[Entries in a dataset]
'''

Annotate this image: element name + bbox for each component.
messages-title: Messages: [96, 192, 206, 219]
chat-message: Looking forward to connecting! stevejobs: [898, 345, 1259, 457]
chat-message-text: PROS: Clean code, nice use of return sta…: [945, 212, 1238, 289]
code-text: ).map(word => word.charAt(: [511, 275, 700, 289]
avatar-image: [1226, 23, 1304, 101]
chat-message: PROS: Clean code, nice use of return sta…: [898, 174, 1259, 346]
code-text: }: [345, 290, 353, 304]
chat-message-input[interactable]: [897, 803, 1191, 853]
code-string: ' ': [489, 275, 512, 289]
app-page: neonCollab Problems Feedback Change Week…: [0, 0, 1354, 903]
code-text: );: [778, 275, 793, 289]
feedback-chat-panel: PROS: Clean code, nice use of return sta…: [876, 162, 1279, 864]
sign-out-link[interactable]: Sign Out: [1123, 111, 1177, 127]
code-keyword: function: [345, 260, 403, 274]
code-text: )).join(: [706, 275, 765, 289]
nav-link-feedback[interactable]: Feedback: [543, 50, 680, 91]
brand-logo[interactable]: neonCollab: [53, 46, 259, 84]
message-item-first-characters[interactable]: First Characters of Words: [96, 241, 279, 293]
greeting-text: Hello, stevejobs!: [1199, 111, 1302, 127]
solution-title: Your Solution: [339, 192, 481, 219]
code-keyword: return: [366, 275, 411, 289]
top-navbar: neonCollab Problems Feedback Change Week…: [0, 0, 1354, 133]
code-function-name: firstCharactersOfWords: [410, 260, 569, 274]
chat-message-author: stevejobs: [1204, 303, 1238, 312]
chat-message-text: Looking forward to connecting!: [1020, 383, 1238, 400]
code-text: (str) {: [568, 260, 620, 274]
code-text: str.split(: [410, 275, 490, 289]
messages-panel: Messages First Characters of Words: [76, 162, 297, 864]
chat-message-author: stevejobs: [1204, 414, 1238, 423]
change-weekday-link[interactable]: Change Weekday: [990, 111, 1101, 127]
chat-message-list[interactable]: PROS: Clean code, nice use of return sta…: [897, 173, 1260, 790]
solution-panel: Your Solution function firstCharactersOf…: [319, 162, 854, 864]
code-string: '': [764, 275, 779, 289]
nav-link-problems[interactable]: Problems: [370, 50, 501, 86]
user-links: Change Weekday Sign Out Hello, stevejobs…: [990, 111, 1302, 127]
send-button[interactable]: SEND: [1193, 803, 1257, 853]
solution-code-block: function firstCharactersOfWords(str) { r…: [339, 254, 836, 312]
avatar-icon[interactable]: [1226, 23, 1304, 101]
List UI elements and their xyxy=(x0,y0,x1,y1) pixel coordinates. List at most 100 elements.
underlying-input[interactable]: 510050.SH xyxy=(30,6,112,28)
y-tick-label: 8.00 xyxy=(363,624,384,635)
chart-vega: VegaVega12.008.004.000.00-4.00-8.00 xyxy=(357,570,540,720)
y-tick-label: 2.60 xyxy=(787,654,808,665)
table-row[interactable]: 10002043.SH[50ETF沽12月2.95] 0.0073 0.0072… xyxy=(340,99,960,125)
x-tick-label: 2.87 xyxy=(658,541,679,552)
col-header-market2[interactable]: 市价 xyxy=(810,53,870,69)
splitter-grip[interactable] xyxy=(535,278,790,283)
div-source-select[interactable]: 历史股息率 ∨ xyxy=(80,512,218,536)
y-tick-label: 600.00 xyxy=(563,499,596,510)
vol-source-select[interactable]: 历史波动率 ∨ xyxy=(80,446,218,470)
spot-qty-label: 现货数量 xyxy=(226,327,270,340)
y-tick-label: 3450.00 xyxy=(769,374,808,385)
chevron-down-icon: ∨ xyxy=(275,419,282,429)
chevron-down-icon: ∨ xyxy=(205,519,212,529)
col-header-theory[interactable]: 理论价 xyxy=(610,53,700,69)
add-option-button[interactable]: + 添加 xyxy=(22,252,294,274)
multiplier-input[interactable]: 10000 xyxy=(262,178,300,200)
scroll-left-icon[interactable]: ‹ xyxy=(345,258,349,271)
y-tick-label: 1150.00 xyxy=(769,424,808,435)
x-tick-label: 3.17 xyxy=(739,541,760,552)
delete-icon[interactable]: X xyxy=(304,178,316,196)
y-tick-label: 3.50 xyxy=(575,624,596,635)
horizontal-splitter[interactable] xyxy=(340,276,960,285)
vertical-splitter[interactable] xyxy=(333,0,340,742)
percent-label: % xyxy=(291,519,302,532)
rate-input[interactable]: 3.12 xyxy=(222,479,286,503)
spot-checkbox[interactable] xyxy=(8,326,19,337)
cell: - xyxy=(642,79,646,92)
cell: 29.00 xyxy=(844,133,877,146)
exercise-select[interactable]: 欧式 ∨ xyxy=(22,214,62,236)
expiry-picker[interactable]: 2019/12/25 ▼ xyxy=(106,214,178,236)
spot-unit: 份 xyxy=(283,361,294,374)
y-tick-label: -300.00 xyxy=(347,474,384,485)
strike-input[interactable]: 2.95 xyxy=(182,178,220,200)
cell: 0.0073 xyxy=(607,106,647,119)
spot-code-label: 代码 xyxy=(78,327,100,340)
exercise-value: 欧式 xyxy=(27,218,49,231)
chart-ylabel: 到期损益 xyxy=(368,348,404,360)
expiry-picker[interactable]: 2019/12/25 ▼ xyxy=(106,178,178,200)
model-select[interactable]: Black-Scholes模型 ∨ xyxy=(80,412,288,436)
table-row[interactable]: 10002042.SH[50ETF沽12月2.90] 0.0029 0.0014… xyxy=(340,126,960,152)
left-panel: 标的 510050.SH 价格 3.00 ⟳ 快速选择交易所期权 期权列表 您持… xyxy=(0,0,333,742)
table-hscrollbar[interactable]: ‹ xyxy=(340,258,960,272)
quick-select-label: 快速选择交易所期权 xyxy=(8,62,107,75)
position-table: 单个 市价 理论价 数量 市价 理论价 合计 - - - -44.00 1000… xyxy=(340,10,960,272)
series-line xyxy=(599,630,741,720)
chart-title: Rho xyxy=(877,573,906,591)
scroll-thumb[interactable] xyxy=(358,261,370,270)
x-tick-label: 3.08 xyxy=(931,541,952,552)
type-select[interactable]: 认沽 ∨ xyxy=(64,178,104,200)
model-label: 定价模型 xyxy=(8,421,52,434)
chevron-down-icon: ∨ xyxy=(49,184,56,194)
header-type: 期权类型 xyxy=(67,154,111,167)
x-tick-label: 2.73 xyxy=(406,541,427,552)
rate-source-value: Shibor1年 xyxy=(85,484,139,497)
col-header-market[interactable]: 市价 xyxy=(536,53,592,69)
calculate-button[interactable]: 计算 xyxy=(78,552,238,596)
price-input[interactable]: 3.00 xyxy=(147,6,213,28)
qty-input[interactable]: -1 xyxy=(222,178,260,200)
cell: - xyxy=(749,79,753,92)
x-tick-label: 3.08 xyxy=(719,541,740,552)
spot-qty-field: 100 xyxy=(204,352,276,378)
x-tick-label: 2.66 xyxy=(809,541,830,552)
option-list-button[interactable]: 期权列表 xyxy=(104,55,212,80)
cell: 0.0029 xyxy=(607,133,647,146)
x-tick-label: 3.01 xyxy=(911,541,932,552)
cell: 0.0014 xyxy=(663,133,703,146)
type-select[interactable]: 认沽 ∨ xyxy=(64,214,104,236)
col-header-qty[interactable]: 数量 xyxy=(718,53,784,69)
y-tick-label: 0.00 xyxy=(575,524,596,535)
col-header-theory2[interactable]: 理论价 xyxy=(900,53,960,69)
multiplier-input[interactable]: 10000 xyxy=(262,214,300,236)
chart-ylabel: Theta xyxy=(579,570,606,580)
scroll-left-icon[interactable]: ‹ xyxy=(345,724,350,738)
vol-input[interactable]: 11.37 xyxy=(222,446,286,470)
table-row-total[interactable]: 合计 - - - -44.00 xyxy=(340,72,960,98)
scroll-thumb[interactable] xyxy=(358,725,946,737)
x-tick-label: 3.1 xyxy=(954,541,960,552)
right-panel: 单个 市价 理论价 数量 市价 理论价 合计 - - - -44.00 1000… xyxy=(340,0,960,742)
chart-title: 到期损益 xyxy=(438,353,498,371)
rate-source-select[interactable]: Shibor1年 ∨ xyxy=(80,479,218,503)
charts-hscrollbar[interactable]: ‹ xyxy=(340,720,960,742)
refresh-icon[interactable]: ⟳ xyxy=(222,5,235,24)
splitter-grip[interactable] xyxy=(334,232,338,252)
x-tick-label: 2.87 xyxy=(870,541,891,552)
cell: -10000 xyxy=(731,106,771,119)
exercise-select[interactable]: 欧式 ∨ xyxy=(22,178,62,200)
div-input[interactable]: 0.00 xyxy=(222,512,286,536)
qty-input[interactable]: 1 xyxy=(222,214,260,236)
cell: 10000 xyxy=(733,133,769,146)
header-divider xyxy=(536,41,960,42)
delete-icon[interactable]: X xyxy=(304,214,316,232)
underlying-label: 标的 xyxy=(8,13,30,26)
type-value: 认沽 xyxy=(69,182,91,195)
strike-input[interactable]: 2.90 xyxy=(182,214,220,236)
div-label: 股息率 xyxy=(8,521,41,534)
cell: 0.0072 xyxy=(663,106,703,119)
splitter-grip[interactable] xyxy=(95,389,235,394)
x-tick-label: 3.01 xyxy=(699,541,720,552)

'''

Request:
Echo every line verbatim, from the start of the entries down to the line containing "avatar-image: [1226, 23, 1304, 101]", with both ends included.

Task solution:
Annotate this image: element name + bbox for each component.
messages-title: Messages: [96, 192, 206, 219]
chat-message: Looking forward to connecting! stevejobs: [898, 345, 1259, 457]
chat-message-text: PROS: Clean code, nice use of return sta…: [945, 212, 1238, 289]
code-text: ).map(word => word.charAt(: [511, 275, 700, 289]
avatar-image: [1226, 23, 1304, 101]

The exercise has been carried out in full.